Output the data below in full, character for character.

---- The input

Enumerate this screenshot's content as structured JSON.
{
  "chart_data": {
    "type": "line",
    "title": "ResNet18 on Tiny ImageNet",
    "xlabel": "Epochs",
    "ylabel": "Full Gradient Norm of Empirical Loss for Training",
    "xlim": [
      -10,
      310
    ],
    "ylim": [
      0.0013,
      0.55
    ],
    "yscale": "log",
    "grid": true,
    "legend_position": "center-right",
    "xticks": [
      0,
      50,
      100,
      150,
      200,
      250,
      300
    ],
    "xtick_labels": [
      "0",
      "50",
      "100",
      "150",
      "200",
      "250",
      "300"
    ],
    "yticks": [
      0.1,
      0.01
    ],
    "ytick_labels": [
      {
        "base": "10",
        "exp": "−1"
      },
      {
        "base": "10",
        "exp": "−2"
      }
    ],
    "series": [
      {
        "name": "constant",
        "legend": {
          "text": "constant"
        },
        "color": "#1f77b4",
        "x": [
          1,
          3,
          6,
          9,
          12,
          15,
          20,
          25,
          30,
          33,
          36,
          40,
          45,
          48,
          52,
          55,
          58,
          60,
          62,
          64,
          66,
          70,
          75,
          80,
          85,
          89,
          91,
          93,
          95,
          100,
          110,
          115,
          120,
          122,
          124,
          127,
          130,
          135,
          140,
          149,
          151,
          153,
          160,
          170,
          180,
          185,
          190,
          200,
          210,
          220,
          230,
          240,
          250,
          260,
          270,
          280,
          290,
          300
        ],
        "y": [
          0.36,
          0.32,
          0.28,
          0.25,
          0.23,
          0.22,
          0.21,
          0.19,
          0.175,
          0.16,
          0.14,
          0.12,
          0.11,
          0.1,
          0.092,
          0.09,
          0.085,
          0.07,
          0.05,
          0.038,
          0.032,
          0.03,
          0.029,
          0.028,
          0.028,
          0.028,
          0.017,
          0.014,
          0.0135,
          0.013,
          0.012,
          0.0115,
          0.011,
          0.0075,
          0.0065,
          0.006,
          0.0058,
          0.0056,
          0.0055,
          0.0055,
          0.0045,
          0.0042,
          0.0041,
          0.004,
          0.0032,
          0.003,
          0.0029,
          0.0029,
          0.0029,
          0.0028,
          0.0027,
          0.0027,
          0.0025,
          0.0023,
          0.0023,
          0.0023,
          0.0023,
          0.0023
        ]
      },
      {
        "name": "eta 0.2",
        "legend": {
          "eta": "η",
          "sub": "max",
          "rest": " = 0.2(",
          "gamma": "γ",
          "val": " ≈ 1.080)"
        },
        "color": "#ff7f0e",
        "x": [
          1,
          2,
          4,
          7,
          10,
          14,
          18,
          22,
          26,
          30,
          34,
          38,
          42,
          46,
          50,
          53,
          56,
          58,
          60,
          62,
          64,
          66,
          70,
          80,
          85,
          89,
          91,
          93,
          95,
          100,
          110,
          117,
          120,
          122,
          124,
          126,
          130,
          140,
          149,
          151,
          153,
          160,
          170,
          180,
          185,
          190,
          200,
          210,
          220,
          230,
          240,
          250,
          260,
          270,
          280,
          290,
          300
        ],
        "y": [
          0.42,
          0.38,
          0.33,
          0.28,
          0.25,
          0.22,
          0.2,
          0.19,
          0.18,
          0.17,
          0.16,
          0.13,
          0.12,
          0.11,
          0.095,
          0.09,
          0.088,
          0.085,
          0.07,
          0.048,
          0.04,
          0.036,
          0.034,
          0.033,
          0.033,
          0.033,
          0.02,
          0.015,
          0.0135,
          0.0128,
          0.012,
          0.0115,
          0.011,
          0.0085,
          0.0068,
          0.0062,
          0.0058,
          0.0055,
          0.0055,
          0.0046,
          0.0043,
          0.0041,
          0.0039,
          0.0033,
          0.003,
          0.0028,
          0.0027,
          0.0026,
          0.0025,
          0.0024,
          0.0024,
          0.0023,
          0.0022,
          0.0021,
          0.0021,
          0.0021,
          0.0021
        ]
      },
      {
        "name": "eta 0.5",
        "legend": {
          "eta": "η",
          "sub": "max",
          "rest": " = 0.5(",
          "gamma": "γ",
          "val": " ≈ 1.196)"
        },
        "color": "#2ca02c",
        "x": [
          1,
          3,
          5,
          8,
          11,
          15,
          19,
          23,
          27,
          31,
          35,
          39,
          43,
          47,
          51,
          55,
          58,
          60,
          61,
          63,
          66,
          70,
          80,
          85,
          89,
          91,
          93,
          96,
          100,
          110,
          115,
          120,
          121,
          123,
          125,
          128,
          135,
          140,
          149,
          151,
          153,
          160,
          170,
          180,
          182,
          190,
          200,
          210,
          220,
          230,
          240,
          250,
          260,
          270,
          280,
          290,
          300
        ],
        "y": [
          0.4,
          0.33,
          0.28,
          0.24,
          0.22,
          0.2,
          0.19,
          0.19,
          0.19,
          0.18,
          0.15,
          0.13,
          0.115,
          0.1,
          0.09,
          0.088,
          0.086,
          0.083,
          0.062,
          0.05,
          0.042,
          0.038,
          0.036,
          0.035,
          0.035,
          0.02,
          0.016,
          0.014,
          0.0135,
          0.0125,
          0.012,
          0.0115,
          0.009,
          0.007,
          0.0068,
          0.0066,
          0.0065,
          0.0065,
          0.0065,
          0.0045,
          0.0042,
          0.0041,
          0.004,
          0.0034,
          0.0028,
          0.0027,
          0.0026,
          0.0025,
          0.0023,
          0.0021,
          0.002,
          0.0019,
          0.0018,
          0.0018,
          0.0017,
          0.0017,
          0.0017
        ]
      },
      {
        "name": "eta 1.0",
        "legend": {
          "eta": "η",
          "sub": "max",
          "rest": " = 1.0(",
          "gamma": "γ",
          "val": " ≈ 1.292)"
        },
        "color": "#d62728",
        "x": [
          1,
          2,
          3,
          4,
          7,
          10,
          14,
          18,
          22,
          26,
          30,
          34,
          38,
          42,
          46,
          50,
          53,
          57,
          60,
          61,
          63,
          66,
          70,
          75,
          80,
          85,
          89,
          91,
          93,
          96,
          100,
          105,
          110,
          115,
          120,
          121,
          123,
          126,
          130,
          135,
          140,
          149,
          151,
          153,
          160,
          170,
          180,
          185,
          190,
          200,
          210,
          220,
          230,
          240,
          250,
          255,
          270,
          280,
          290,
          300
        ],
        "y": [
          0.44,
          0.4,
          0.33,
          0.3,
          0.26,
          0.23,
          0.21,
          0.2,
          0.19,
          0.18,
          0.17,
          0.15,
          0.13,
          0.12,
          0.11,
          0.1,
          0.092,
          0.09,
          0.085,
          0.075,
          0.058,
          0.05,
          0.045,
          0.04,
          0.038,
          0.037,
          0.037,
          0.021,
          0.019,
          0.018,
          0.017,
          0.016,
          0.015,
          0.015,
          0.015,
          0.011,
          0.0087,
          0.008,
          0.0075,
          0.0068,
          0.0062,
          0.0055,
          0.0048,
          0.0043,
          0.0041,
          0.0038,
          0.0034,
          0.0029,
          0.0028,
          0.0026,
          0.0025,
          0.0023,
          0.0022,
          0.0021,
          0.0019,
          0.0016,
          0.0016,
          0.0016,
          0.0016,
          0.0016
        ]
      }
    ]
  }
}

--------

### The completed task
Enumerate this screenshot's content as structured JSON.
{
  "chart_data": {
    "type": "line",
    "title": "ResNet18 on Tiny ImageNet",
    "xlabel": "Epochs",
    "ylabel": "Full Gradient Norm of Empirical Loss for Training",
    "xlim": [
      -10,
      310
    ],
    "ylim": [
      0.0013,
      0.55
    ],
    "yscale": "log",
    "grid": true,
    "legend_position": "center-right",
    "xticks": [
      0,
      50,
      100,
      150,
      200,
      250,
      300
    ],
    "xtick_labels": [
      "0",
      "50",
      "100",
      "150",
      "200",
      "250",
      "300"
    ],
    "yticks": [
      0.1,
      0.01
    ],
    "ytick_labels": [
      {
        "base": "10",
        "exp": "−1"
      },
      {
        "base": "10",
        "exp": "−2"
      }
    ],
    "series": [
      {
        "name": "constant",
        "legend": {
          "text": "constant"
        },
        "color": "#1f77b4",
        "x": [
          1,
          3,
          6,
          9,
          12,
          15,
          20,
          25,
          30,
          33,
          36,
          40,
          45,
          48,
          52,
          55,
          58,
          60,
          62,
          64,
          66,
          70,
          75,
          80,
          85,
          89,
          91,
          93,
          95,
          100,
          110,
          115,
          120,
          122,
          124,
          127,
          130,
          135,
          140,
          149,
          151,
          153,
          160,
          170,
          180,
          185,
          190,
          200,
          210,
          220,
          230,
          240,
          250,
          260,
          270,
          280,
          290,
          300
        ],
        "y": [
          0.36,
          0.32,
          0.28,
          0.25,
          0.23,
          0.22,
          0.21,
          0.19,
          0.175,
          0.16,
          0.14,
          0.12,
          0.11,
          0.1,
          0.092,
          0.09,
          0.085,
          0.07,
          0.05,
          0.038,
          0.032,
          0.03,
          0.029,
          0.028,
          0.028,
          0.028,
          0.017,
          0.014,
          0.0135,
          0.013,
          0.012,
          0.0115,
          0.011,
          0.0075,
          0.0065,
          0.006,
          0.0058,
          0.0056,
          0.0055,
          0.0055,
          0.0045,
          0.0042,
          0.0041,
          0.004,
          0.0032,
          0.003,
          0.0029,
          0.0029,
          0.0029,
          0.0028,
          0.0027,
          0.0027,
          0.0025,
          0.0023,
          0.0023,
          0.0023,
          0.0023,
          0.0023
        ]
      },
      {
        "name": "eta 0.2",
        "legend": {
          "eta": "η",
          "sub": "max",
          "rest": " = 0.2(",
          "gamma": "γ",
          "val": " ≈ 1.080)"
        },
        "color": "#ff7f0e",
        "x": [
          1,
          2,
          4,
          7,
          10,
          14,
          18,
          22,
          26,
          30,
          34,
          38,
          42,
          46,
          50,
          53,
          56,
          58,
          60,
          62,
          64,
          66,
          70,
          80,
          85,
          89,
          91,
          93,
          95,
          100,
          110,
          117,
          120,
          122,
          124,
          126,
          130,
          140,
          149,
          151,
          153,
          160,
          170,
          180,
          185,
          190,
          200,
          210,
          220,
          230,
          240,
          250,
          260,
          270,
          280,
          290,
          300
        ],
        "y": [
          0.42,
          0.38,
          0.33,
          0.28,
          0.25,
          0.22,
          0.2,
          0.19,
          0.18,
          0.17,
          0.16,
          0.13,
          0.12,
          0.11,
          0.095,
          0.09,
          0.088,
          0.085,
          0.07,
          0.048,
          0.04,
          0.036,
          0.034,
          0.033,
          0.033,
          0.033,
          0.02,
          0.015,
          0.0135,
          0.0128,
          0.012,
          0.0115,
          0.011,
          0.0085,
          0.0068,
          0.0062,
          0.0058,
          0.0055,
          0.0055,
          0.0046,
          0.0043,
          0.0041,
          0.0039,
          0.0033,
          0.003,
          0.0028,
          0.0027,
          0.0026,
          0.0025,
          0.0024,
          0.0024,
          0.0023,
          0.0022,
          0.0021,
          0.0021,
          0.0021,
          0.0021
        ]
      },
      {
        "name": "eta 0.5",
        "legend": {
          "eta": "η",
          "sub": "max",
          "rest": " = 0.5(",
          "gamma": "γ",
          "val": " ≈ 1.196)"
        },
        "color": "#2ca02c",
        "x": [
          1,
          3,
          5,
          8,
          11,
          15,
          19,
          23,
          27,
          31,
          35,
          39,
          43,
          47,
          51,
          55,
          58,
          60,
          61,
          63,
          66,
          70,
          80,
          85,
          89,
          91,
          93,
          96,
          100,
          110,
          115,
          120,
          121,
          123,
          125,
          128,
          135,
          140,
          149,
          151,
          153,
          160,
          170,
          180,
          182,
          190,
          200,
          210,
          220,
          230,
          240,
          250,
          260,
          270,
          280,
          290,
          300
        ],
        "y": [
          0.4,
          0.33,
          0.28,
          0.24,
          0.22,
          0.2,
          0.19,
          0.19,
          0.19,
          0.18,
          0.15,
          0.13,
          0.115,
          0.1,
          0.09,
          0.088,
          0.086,
          0.083,
          0.062,
          0.05,
          0.042,
          0.038,
          0.036,
          0.035,
          0.035,
          0.02,
          0.016,
          0.014,
          0.0135,
          0.0125,
          0.012,
          0.0115,
          0.009,
          0.007,
          0.0068,
          0.0066,
          0.0065,
          0.0065,
          0.0065,
          0.0045,
          0.0042,
          0.0041,
          0.004,
          0.0034,
          0.0028,
          0.0027,
          0.0026,
          0.0025,
          0.0023,
          0.0021,
          0.002,
          0.0019,
          0.0018,
          0.0018,
          0.0017,
          0.0017,
          0.0017
        ]
      },
      {
        "name": "eta 1.0",
        "legend": {
          "eta": "η",
          "sub": "max",
          "rest": " = 1.0(",
          "gamma": "γ",
          "val": " ≈ 1.292)"
        },
        "color": "#d62728",
        "x": [
          1,
          2,
          3,
          4,
          7,
          10,
          14,
          18,
          22,
          26,
          30,
          34,
          38,
          42,
          46,
          50,
          53,
          57,
          60,
          61,
          63,
          66,
          70,
          75,
          80,
          85,
          89,
          91,
          93,
          96,
          100,
          105,
          110,
          115,
          120,
          121,
          123,
          126,
          130,
          135,
          140,
          149,
          151,
          153,
          160,
          170,
          180,
          185,
          190,
          200,
          210,
          220,
          230,
          240,
          250,
          255,
          270,
          280,
          290,
          300
        ],
        "y": [
          0.44,
          0.4,
          0.33,
          0.3,
          0.26,
          0.23,
          0.21,
          0.2,
          0.19,
          0.18,
          0.17,
          0.15,
          0.13,
          0.12,
          0.11,
          0.1,
          0.092,
          0.09,
          0.085,
          0.075,
          0.058,
          0.05,
          0.045,
          0.04,
          0.038,
          0.037,
          0.037,
          0.021,
          0.019,
          0.018,
          0.017,
          0.016,
          0.015,
          0.015,
          0.015,
          0.011,
          0.0087,
          0.008,
          0.0075,
          0.0068,
          0.0062,
          0.0055,
          0.0048,
          0.0043,
          0.0041,
          0.0038,
          0.0034,
          0.0029,
          0.0028,
          0.0026,
          0.0025,
          0.0023,
          0.0022,
          0.0021,
          0.0019,
          0.0016,
          0.0016,
          0.0016,
          0.0016,
          0.0016
        ]
      }
    ]
  }
}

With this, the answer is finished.